[start]

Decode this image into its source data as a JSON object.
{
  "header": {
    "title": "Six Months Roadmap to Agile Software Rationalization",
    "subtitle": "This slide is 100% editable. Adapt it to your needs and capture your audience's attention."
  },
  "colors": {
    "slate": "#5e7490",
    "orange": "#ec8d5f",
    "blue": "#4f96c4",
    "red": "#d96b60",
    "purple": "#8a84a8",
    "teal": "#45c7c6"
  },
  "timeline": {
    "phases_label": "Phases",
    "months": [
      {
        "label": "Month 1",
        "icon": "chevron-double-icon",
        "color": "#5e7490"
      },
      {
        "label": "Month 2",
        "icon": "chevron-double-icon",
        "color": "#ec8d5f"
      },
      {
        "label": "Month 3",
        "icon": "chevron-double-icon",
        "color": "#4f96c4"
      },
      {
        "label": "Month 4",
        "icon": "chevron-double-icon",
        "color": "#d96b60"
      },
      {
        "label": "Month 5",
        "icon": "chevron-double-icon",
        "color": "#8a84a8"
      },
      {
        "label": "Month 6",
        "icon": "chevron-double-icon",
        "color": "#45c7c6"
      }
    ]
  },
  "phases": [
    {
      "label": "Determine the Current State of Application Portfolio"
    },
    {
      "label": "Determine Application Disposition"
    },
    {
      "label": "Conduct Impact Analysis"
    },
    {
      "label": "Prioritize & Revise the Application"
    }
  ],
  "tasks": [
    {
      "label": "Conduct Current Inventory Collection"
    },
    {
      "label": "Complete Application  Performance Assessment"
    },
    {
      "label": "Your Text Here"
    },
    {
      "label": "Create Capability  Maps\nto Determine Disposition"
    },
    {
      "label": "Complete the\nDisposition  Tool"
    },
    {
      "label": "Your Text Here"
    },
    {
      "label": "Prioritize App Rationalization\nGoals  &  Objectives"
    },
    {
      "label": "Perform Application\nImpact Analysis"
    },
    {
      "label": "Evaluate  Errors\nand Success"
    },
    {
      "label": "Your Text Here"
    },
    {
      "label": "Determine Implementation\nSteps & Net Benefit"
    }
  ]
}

[end]

### Problem statement
Extract all of the data above without altering anything.

### Task output
Decode this image into its source data as a JSON object.
{
  "header": {
    "title": "Six Months Roadmap to Agile Software Rationalization",
    "subtitle": "This slide is 100% editable. Adapt it to your needs and capture your audience's attention."
  },
  "colors": {
    "slate": "#5e7490",
    "orange": "#ec8d5f",
    "blue": "#4f96c4",
    "red": "#d96b60",
    "purple": "#8a84a8",
    "teal": "#45c7c6"
  },
  "timeline": {
    "phases_label": "Phases",
    "months": [
      {
        "label": "Month 1",
        "icon": "chevron-double-icon",
        "color": "#5e7490"
      },
      {
        "label": "Month 2",
        "icon": "chevron-double-icon",
        "color": "#ec8d5f"
      },
      {
        "label": "Month 3",
        "icon": "chevron-double-icon",
        "color": "#4f96c4"
      },
      {
        "label": "Month 4",
        "icon": "chevron-double-icon",
        "color": "#d96b60"
      },
      {
        "label": "Month 5",
        "icon": "chevron-double-icon",
        "color": "#8a84a8"
      },
      {
        "label": "Month 6",
        "icon": "chevron-double-icon",
        "color": "#45c7c6"
      }
    ]
  },
  "phases": [
    {
      "label": "Determine the Current State of Application Portfolio"
    },
    {
      "label": "Determine Application Disposition"
    },
    {
      "label": "Conduct Impact Analysis"
    },
    {
      "label": "Prioritize & Revise the Application"
    }
  ],
  "tasks": [
    {
      "label": "Conduct Current Inventory Collection"
    },
    {
      "label": "Complete Application  Performance Assessment"
    },
    {
      "label": "Your Text Here"
    },
    {
      "label": "Create Capability  Maps\nto Determine Disposition"
    },
    {
      "label": "Complete the\nDisposition  Tool"
    },
    {
      "label": "Your Text Here"
    },
    {
      "label": "Prioritize App Rationalization\nGoals  &  Objectives"
    },
    {
      "label": "Perform Application\nImpact Analysis"
    },
    {
      "label": "Evaluate  Errors\nand Success"
    },
    {
      "label": "Your Text Here"
    },
    {
      "label": "Determine Implementation\nSteps & Net Benefit"
    }
  ]
}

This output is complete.